DATA TO USE:
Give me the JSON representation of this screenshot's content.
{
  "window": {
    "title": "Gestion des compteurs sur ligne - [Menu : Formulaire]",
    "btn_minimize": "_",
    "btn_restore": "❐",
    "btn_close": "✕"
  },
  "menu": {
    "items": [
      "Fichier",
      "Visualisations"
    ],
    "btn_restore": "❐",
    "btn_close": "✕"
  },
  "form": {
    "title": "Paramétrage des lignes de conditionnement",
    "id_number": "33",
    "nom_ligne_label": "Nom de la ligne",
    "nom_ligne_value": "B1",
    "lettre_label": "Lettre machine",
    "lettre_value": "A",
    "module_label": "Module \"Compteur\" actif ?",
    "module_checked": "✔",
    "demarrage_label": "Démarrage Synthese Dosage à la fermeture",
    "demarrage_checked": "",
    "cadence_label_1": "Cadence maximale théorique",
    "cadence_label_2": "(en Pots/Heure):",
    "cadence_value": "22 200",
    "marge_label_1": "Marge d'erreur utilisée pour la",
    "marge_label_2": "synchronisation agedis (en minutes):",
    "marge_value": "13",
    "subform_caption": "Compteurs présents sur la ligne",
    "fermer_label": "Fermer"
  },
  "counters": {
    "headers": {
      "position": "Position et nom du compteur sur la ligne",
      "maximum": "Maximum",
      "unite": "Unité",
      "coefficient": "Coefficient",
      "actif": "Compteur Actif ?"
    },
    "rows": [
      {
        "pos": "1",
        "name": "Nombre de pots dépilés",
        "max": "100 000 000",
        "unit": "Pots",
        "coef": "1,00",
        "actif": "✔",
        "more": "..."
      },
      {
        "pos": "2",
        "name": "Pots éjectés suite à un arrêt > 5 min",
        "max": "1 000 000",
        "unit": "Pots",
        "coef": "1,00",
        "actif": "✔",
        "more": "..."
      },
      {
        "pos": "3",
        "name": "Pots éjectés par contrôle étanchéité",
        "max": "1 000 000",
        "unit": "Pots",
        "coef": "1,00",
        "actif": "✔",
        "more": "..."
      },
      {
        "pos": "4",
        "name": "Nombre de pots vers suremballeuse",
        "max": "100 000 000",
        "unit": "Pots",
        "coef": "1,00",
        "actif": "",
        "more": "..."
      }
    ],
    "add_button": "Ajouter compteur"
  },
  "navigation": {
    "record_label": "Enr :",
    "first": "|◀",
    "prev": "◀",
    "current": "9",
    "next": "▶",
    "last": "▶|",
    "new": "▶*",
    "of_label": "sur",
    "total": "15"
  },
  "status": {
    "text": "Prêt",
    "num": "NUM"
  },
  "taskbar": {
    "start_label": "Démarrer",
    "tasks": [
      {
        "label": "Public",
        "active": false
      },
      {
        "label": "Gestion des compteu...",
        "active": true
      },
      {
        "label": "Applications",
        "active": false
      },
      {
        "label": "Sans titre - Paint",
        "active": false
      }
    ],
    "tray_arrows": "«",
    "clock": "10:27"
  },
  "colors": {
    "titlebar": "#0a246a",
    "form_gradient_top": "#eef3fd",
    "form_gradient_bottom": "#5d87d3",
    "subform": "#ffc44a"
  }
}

==

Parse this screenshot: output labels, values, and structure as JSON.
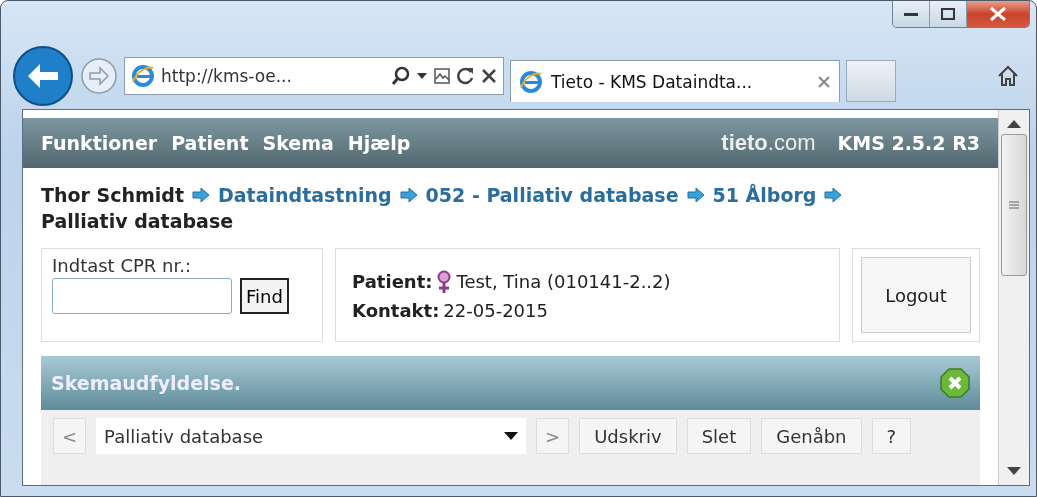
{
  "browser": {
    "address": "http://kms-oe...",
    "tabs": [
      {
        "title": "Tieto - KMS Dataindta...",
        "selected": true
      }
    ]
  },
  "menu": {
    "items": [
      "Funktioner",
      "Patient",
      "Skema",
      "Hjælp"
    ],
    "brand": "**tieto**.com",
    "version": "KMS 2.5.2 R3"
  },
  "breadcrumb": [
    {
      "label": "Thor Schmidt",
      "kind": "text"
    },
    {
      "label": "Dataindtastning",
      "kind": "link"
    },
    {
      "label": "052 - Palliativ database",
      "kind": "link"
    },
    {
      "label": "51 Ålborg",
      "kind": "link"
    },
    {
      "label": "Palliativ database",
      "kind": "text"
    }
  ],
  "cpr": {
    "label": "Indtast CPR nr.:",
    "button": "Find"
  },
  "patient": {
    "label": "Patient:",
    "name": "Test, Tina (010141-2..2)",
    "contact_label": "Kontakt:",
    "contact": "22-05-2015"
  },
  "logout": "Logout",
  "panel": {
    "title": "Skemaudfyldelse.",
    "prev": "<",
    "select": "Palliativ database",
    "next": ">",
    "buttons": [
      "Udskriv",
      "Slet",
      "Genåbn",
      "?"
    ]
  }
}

GIVEN EXERCISE:
Count every line in the preceding entries where the string "Gestion" appears, then state only the total.

FINISHED EXERCISE:
2